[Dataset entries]
────────────────────────────────────────
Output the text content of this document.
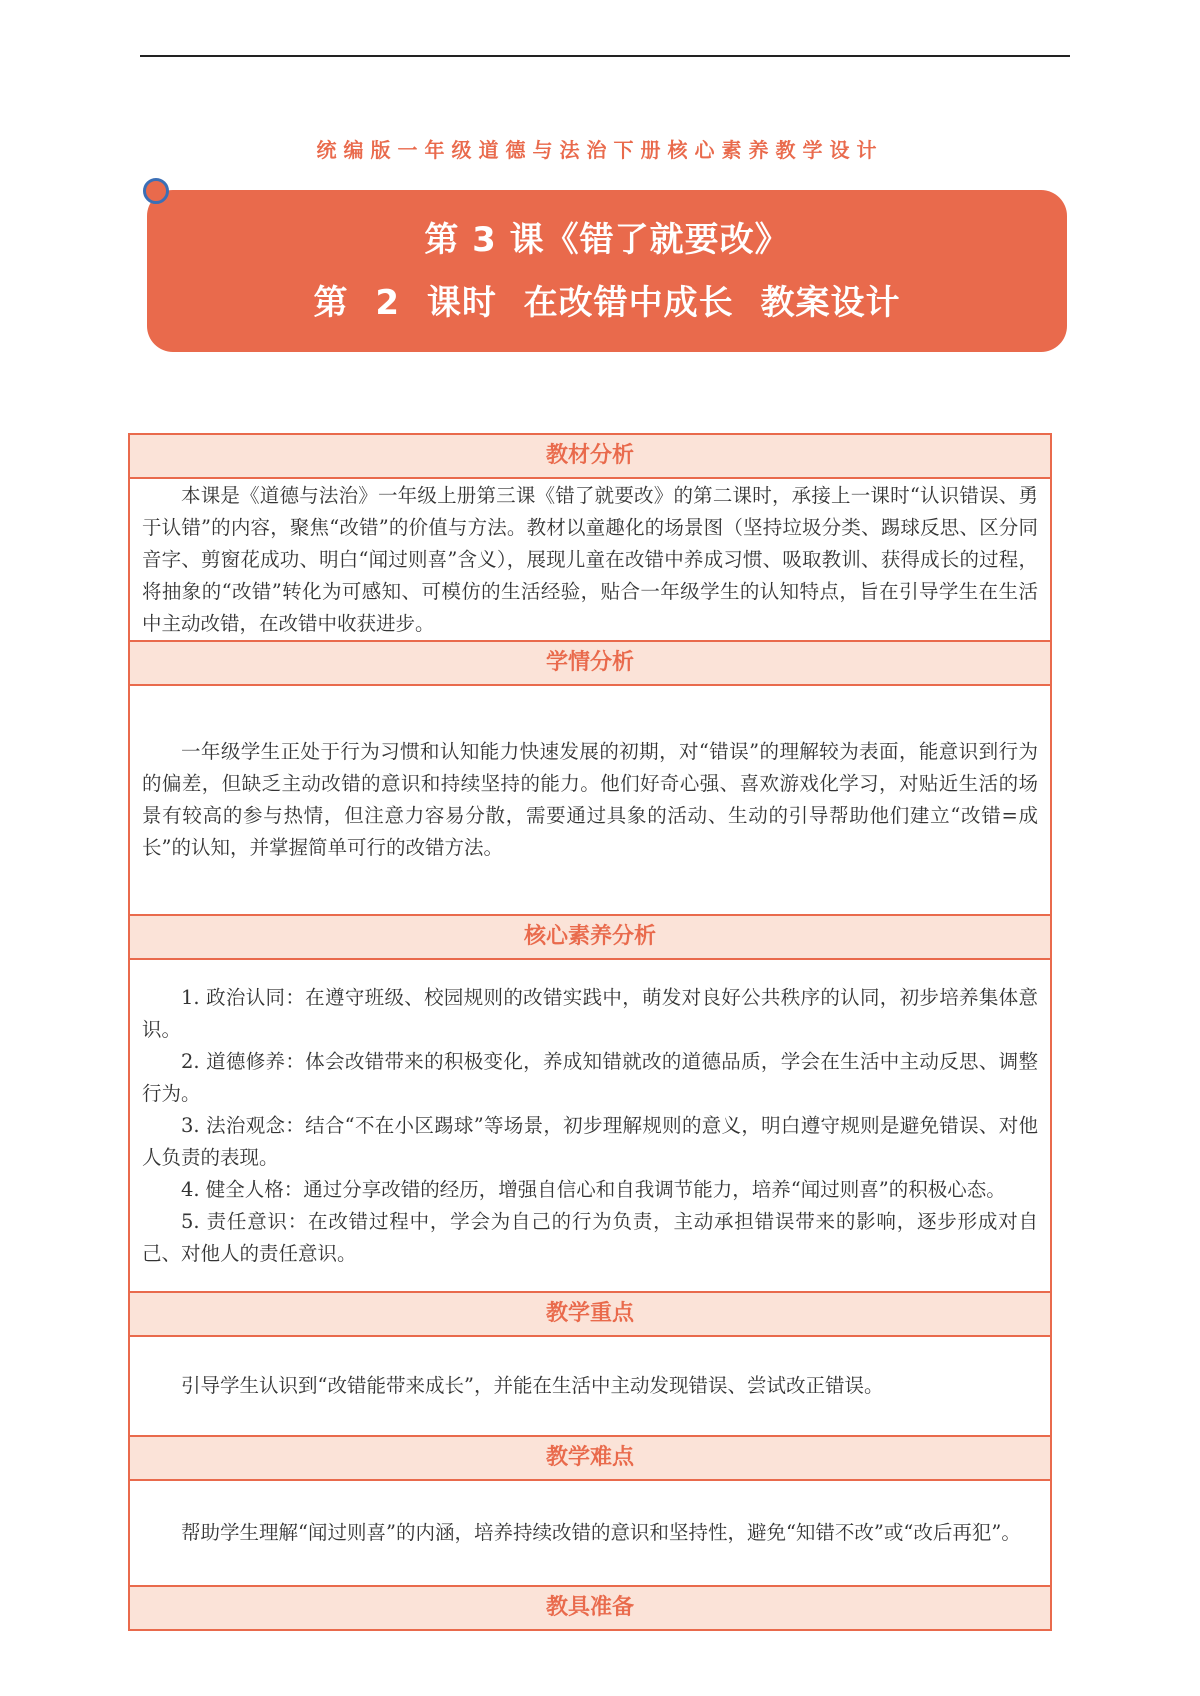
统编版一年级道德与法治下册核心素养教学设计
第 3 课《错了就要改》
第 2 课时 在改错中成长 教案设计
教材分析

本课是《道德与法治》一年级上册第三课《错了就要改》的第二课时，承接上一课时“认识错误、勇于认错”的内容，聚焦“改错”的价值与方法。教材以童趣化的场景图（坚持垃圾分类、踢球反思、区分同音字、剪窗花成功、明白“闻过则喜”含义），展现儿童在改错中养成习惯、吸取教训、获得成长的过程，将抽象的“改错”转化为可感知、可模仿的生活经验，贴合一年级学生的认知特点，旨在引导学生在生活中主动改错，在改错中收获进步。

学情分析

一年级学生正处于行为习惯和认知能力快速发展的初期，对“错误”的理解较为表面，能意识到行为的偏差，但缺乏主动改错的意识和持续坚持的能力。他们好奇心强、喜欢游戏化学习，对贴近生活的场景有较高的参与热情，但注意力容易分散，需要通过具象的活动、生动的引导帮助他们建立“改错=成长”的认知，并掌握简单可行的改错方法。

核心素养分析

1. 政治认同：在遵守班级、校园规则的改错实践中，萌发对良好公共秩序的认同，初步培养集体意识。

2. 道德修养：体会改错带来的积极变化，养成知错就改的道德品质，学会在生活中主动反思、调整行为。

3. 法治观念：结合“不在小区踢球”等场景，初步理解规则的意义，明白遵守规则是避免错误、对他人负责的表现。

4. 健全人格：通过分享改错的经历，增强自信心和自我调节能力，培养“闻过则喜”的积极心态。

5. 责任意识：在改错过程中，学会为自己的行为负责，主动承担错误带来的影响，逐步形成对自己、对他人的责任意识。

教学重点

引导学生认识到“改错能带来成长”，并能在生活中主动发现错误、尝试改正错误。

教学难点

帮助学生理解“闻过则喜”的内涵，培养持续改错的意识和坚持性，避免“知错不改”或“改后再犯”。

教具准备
────────────────────────────────────────
-- GIVEN INSTRUCTION --
Quote every record above exactly, leaving out any pictures.

-- EXERCISE ANSWER --
Output the text content of this document.
统编版一年级道德与法治下册核心素养教学设计
第 3 课《错了就要改》
第 2 课时 在改错中成长 教案设计
教材分析

本课是《道德与法治》一年级上册第三课《错了就要改》的第二课时，承接上一课时“认识错误、勇于认错”的内容，聚焦“改错”的价值与方法。教材以童趣化的场景图（坚持垃圾分类、踢球反思、区分同音字、剪窗花成功、明白“闻过则喜”含义），展现儿童在改错中养成习惯、吸取教训、获得成长的过程，将抽象的“改错”转化为可感知、可模仿的生活经验，贴合一年级学生的认知特点，旨在引导学生在生活中主动改错，在改错中收获进步。

学情分析

一年级学生正处于行为习惯和认知能力快速发展的初期，对“错误”的理解较为表面，能意识到行为的偏差，但缺乏主动改错的意识和持续坚持的能力。他们好奇心强、喜欢游戏化学习，对贴近生活的场景有较高的参与热情，但注意力容易分散，需要通过具象的活动、生动的引导帮助他们建立“改错=成长”的认知，并掌握简单可行的改错方法。

核心素养分析

1. 政治认同：在遵守班级、校园规则的改错实践中，萌发对良好公共秩序的认同，初步培养集体意识。

2. 道德修养：体会改错带来的积极变化，养成知错就改的道德品质，学会在生活中主动反思、调整行为。

3. 法治观念：结合“不在小区踢球”等场景，初步理解规则的意义，明白遵守规则是避免错误、对他人负责的表现。

4. 健全人格：通过分享改错的经历，增强自信心和自我调节能力，培养“闻过则喜”的积极心态。

5. 责任意识：在改错过程中，学会为自己的行为负责，主动承担错误带来的影响，逐步形成对自己、对他人的责任意识。

教学重点

引导学生认识到“改错能带来成长”，并能在生活中主动发现错误、尝试改正错误。

教学难点

帮助学生理解“闻过则喜”的内涵，培养持续改错的意识和坚持性，避免“知错不改”或“改后再犯”。

教具准备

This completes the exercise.